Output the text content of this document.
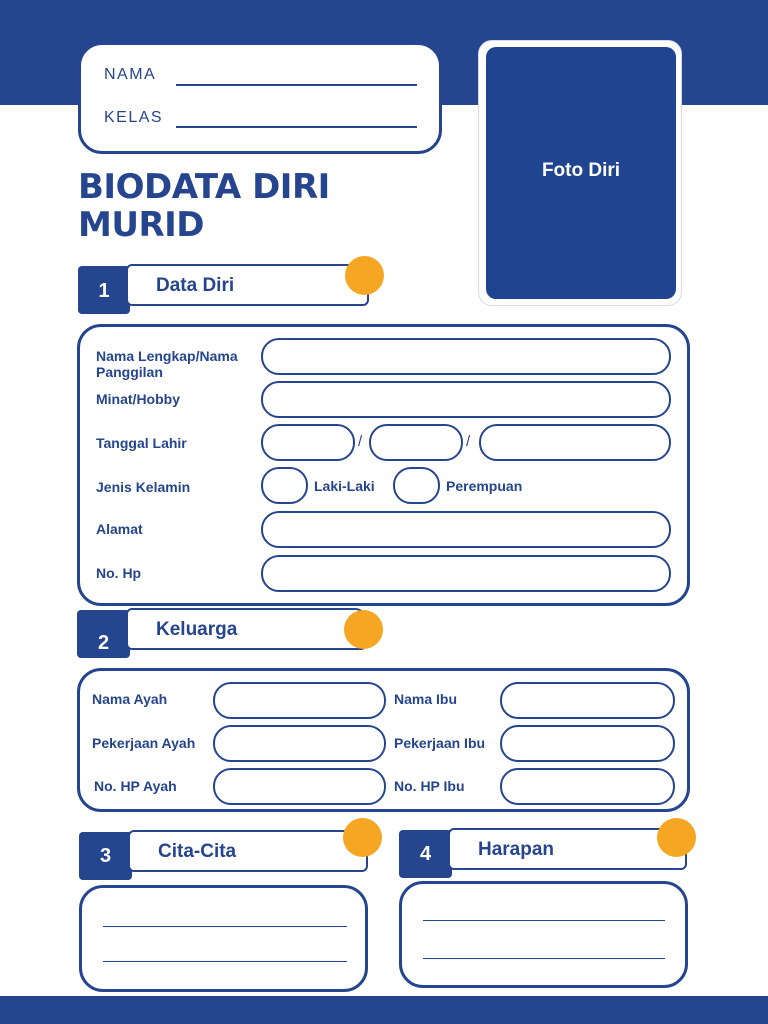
NAMA
KELAS
Foto Diri
BIODATA DIRI
MURID
1	Data Diri
Nama Lengkap/Nama Panggilan
Minat/Hobby
Tanggal Lahir	/	/
Jenis Kelamin	Laki-Laki	Perempuan
Alamat
No. Hp
2
Keluarga
Nama Ayah	Nama Ibu
Pekerjaan Ayah	Pekerjaan Ibu
No. HP Ayah	No. HP Ibu
3	Cita-Cita	4	Harapan
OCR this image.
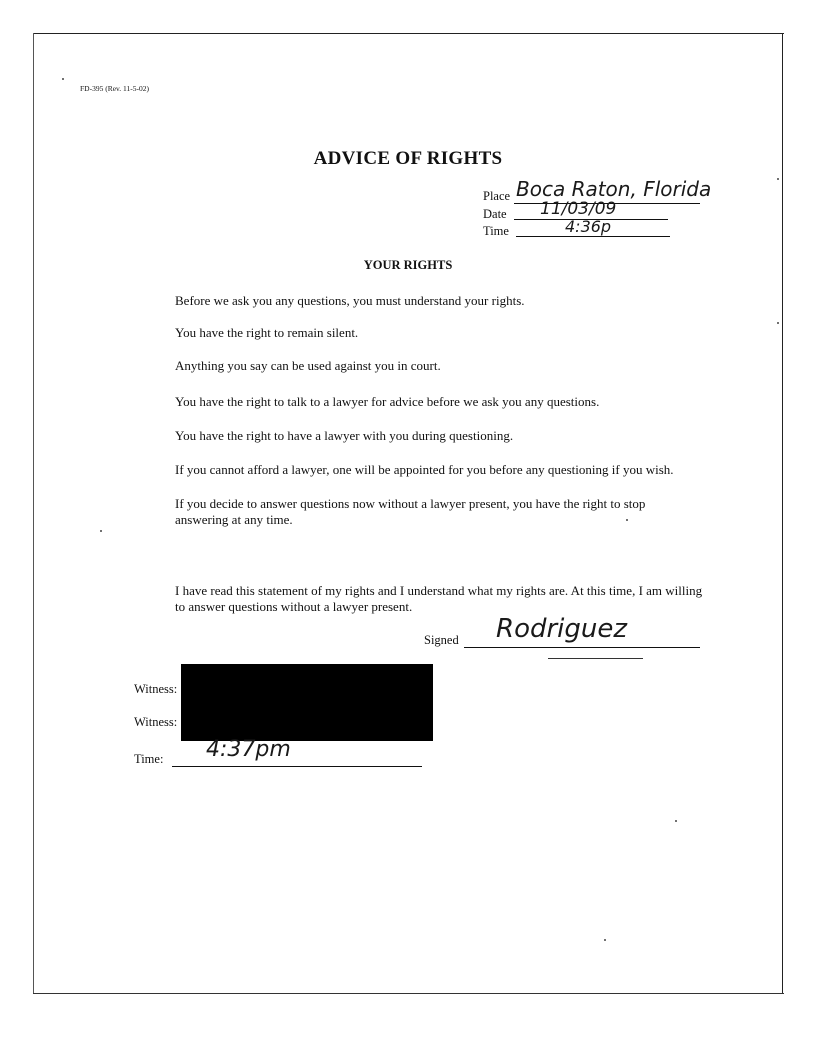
FD-395 (Rev. 11-5-02)
ADVICE OF RIGHTS
Place Boca Raton, Florida
Date 11/03/09
Time	4:36p
YOUR RIGHTS
Before we ask you any questions, you must understand your rights.
You have the right to remain silent.
Anything you say can be used against you in court.
You have the right to talk to a lawyer for advice before we ask you any questions.
You have the right to have a lawyer with you during questioning.
If you cannot afford a lawyer, one will be appointed for you before any questioning if you wish.
If you decide to answer questions now without a lawyer present, you have the right to stop answering at any time.
I have read this statement of my rights and I understand what my rights are. At this time, I am willing to answer questions without a lawyer present.
Signed Rodriguez
Witness:
Witness:
Time: 4:37pm
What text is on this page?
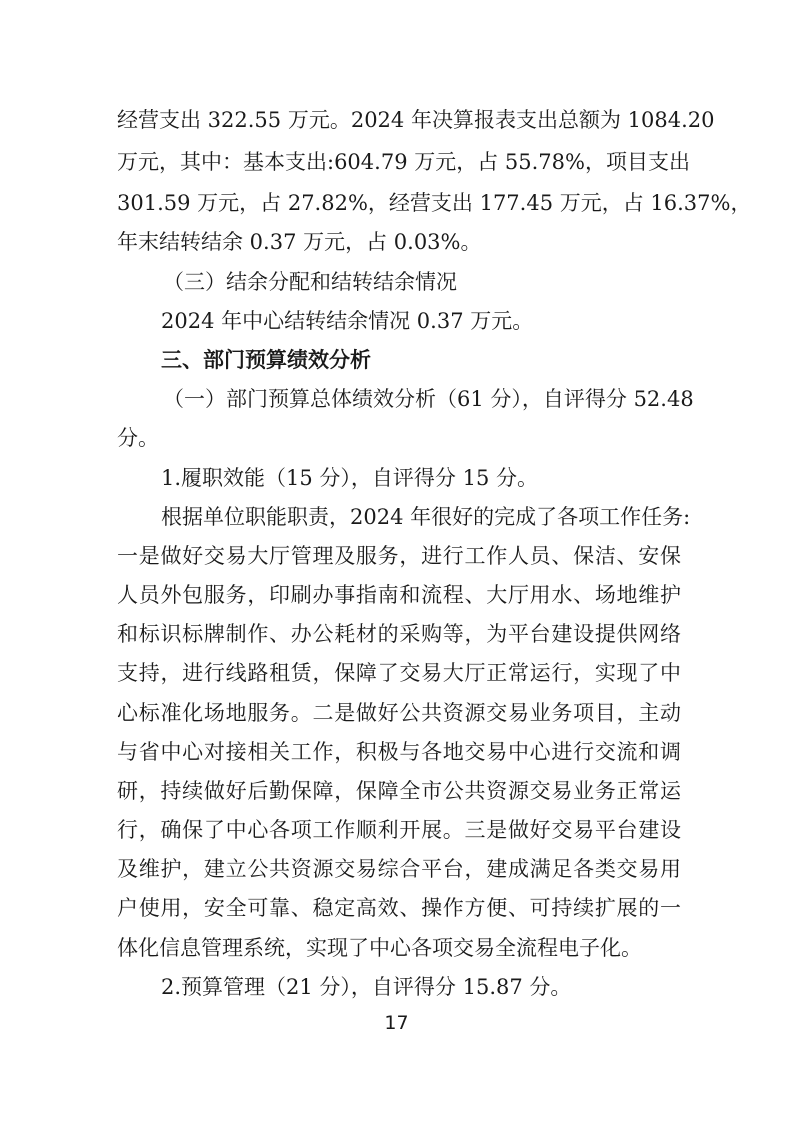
经营支出 322.55 万元。2024 年决算报表支出总额为 1084.20
万元，其中：基本支出:604.79 万元，占 55.78%，项目支出
301.59 万元，占 27.82%，经营支出 177.45 万元，占 16.37%，
年末结转结余 0.37 万元，占 0.03%。
（三）结余分配和结转结余情况
2024 年中心结转结余情况 0.37 万元。
三、部门预算绩效分析
（一）部门预算总体绩效分析（61 分），自评得分 52.48
分。
1.履职效能（15 分），自评得分 15 分。
根据单位职能职责，2024 年很好的完成了各项工作任务:
一是做好交易大厅管理及服务，进行工作人员、保洁、安保
人员外包服务，印刷办事指南和流程、大厅用水、场地维护
和标识标牌制作、办公耗材的采购等，为平台建设提供网络
支持，进行线路租赁，保障了交易大厅正常运行，实现了中
心标准化场地服务。二是做好公共资源交易业务项目，主动
与省中心对接相关工作，积极与各地交易中心进行交流和调
研，持续做好后勤保障，保障全市公共资源交易业务正常运
行，确保了中心各项工作顺利开展。三是做好交易平台建设
及维护，建立公共资源交易综合平台，建成满足各类交易用
户使用，安全可靠、稳定高效、操作方便、可持续扩展的一
体化信息管理系统，实现了中心各项交易全流程电子化。
2.预算管理（21 分），自评得分 15.87 分。
17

(WHAT IS ASKED): Reproduce each entry verbatim, excluding any embedded images.

(RESPONSE TO THIS EXERCISE):
Output the text content of this document.
NAMA
KELAS
Foto Diri
BIODATA DIRI
MURID
1	Data Diri
Nama Lengkap/Nama Panggilan
Minat/Hobby
Tanggal Lahir	/	/
Jenis Kelamin	Laki-Laki	Perempuan
Alamat
No. Hp
2
Keluarga
Nama Ayah	Nama Ibu
Pekerjaan Ayah	Pekerjaan Ibu
No. HP Ayah	No. HP Ibu
3	Cita-Cita	4	Harapan
OCR this image.
FD-395 (Rev. 11-5-02)
ADVICE OF RIGHTS
Place Boca Raton, Florida
Date 11/03/09
Time	4:36p
YOUR RIGHTS
Before we ask you any questions, you must understand your rights.
You have the right to remain silent.
Anything you say can be used against you in court.
You have the right to talk to a lawyer for advice before we ask you any questions.
You have the right to have a lawyer with you during questioning.
If you cannot afford a lawyer, one will be appointed for you before any questioning if you wish.
If you decide to answer questions now without a lawyer present, you have the right to stop answering at any time.
I have read this statement of my rights and I understand what my rights are. At this time, I am willing to answer questions without a lawyer present.
Signed Rodriguez
Witness:
Witness:
Time: 4:37pm
What text is on this page?
经营支出 322.55 万元。2024 年决算报表支出总额为 1084.20
万元，其中：基本支出:604.79 万元，占 55.78%，项目支出
301.59 万元，占 27.82%，经营支出 177.45 万元，占 16.37%，
年末结转结余 0.37 万元，占 0.03%。
（三）结余分配和结转结余情况
2024 年中心结转结余情况 0.37 万元。
三、部门预算绩效分析
（一）部门预算总体绩效分析（61 分），自评得分 52.48
分。
1.履职效能（15 分），自评得分 15 分。
根据单位职能职责，2024 年很好的完成了各项工作任务:
一是做好交易大厅管理及服务，进行工作人员、保洁、安保
人员外包服务，印刷办事指南和流程、大厅用水、场地维护
和标识标牌制作、办公耗材的采购等，为平台建设提供网络
支持，进行线路租赁，保障了交易大厅正常运行，实现了中
心标准化场地服务。二是做好公共资源交易业务项目，主动
与省中心对接相关工作，积极与各地交易中心进行交流和调
研，持续做好后勤保障，保障全市公共资源交易业务正常运
行，确保了中心各项工作顺利开展。三是做好交易平台建设
及维护，建立公共资源交易综合平台，建成满足各类交易用
户使用，安全可靠、稳定高效、操作方便、可持续扩展的一
体化信息管理系统，实现了中心各项交易全流程电子化。
2.预算管理（21 分），自评得分 15.87 分。
17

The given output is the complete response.